TASK OBJECTIVE> Count how many lines in this material contain "นหลวงท". The answer is that number alone.

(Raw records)
============================================================
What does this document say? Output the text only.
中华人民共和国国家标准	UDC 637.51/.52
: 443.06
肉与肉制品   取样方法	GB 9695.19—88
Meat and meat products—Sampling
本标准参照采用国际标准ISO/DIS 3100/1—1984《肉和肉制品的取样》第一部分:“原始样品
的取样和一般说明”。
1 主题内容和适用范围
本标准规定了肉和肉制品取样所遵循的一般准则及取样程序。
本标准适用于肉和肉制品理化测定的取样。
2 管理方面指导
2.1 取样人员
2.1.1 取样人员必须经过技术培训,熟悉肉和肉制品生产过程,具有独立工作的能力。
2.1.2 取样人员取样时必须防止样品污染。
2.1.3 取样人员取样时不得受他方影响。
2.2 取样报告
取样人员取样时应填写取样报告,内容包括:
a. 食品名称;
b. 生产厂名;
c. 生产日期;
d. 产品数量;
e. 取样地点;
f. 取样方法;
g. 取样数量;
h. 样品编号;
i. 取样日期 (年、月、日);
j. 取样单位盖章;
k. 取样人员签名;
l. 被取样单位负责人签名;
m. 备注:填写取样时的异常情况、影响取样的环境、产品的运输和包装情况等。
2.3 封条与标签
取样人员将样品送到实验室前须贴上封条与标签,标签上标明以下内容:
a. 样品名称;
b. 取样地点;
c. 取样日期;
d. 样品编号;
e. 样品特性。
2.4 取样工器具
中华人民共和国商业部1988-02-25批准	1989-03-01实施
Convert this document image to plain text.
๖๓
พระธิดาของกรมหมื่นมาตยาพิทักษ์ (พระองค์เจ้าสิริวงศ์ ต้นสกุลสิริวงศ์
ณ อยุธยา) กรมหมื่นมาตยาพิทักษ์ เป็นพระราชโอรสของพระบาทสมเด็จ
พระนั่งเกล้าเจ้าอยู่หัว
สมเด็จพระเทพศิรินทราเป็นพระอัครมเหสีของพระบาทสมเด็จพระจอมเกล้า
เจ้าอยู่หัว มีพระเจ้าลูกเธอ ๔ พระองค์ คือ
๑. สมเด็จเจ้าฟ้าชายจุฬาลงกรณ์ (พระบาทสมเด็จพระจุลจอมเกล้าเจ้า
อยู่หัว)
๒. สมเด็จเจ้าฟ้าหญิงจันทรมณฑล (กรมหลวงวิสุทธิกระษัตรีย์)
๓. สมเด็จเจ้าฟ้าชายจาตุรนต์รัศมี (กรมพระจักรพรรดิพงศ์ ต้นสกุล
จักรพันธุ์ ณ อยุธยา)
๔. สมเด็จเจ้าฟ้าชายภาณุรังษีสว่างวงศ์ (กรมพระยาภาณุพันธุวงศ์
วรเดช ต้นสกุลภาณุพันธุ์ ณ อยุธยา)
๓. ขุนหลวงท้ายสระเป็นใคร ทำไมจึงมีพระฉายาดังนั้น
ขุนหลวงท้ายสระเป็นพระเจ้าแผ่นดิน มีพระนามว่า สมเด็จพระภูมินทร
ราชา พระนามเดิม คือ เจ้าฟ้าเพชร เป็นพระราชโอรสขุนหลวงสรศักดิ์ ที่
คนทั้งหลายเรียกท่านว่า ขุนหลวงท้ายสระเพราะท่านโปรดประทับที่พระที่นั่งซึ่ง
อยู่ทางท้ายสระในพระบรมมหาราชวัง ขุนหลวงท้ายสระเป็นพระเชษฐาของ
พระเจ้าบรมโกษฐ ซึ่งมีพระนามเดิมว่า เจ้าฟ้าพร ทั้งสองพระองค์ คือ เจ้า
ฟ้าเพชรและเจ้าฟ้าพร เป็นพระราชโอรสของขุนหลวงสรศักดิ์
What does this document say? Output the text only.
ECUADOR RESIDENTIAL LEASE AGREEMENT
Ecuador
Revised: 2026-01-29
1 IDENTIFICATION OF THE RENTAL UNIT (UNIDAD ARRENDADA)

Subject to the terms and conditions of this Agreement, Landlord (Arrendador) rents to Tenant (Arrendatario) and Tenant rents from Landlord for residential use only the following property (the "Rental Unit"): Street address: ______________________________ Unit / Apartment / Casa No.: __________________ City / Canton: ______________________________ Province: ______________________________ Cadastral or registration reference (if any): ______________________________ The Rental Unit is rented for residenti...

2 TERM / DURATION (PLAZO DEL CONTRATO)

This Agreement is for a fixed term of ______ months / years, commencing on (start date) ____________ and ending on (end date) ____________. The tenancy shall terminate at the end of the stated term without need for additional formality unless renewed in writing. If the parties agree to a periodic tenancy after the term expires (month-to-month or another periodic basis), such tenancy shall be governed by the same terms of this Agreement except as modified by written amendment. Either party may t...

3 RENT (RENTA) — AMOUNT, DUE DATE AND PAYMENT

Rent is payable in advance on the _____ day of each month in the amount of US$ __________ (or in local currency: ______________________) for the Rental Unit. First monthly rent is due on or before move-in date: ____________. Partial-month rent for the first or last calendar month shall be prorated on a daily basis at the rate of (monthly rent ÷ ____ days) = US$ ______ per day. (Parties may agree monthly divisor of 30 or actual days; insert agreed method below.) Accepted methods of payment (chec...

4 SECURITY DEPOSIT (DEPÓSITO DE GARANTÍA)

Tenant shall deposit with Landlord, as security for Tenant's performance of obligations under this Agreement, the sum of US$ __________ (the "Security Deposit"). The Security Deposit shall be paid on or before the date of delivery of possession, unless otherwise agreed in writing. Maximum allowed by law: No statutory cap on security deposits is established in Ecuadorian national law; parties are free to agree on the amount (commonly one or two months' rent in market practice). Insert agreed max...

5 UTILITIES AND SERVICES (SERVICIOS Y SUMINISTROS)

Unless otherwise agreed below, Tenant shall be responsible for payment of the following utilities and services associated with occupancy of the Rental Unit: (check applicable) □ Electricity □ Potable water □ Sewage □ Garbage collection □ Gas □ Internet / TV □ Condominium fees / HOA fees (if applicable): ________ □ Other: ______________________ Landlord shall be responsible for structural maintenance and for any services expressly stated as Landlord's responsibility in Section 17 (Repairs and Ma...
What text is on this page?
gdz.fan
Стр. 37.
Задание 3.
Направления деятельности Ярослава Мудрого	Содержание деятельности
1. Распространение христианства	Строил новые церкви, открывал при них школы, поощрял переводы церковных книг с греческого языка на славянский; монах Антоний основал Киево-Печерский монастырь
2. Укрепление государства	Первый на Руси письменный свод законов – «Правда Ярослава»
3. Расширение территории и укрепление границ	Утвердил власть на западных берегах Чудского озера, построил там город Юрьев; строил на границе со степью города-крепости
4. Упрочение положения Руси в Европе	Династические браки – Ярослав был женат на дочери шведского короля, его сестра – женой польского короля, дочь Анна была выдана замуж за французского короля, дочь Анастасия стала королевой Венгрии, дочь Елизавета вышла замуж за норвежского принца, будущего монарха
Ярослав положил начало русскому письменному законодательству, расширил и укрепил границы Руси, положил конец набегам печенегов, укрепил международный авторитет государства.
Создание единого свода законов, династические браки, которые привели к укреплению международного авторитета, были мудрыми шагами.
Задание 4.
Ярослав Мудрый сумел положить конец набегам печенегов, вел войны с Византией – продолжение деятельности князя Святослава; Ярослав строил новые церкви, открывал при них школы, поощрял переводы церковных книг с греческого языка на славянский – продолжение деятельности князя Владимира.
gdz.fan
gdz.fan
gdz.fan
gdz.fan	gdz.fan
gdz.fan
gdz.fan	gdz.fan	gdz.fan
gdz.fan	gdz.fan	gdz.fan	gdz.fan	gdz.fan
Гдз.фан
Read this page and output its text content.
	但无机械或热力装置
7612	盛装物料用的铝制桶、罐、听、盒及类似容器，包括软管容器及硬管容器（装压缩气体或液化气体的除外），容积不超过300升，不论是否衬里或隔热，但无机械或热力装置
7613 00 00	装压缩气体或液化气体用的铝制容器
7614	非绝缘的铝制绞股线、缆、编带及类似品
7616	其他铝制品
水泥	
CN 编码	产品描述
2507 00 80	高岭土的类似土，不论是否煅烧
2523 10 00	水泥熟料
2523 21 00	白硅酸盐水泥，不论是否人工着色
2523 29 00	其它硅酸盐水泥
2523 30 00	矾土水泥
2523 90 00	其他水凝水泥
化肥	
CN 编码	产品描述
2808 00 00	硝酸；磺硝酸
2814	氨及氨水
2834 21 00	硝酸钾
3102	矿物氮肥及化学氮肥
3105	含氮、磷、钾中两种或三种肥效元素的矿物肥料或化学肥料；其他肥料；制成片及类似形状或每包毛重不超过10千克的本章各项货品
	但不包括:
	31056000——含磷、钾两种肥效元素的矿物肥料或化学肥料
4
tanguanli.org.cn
============================================================
ANSWER TO THIS PROBLEM> 4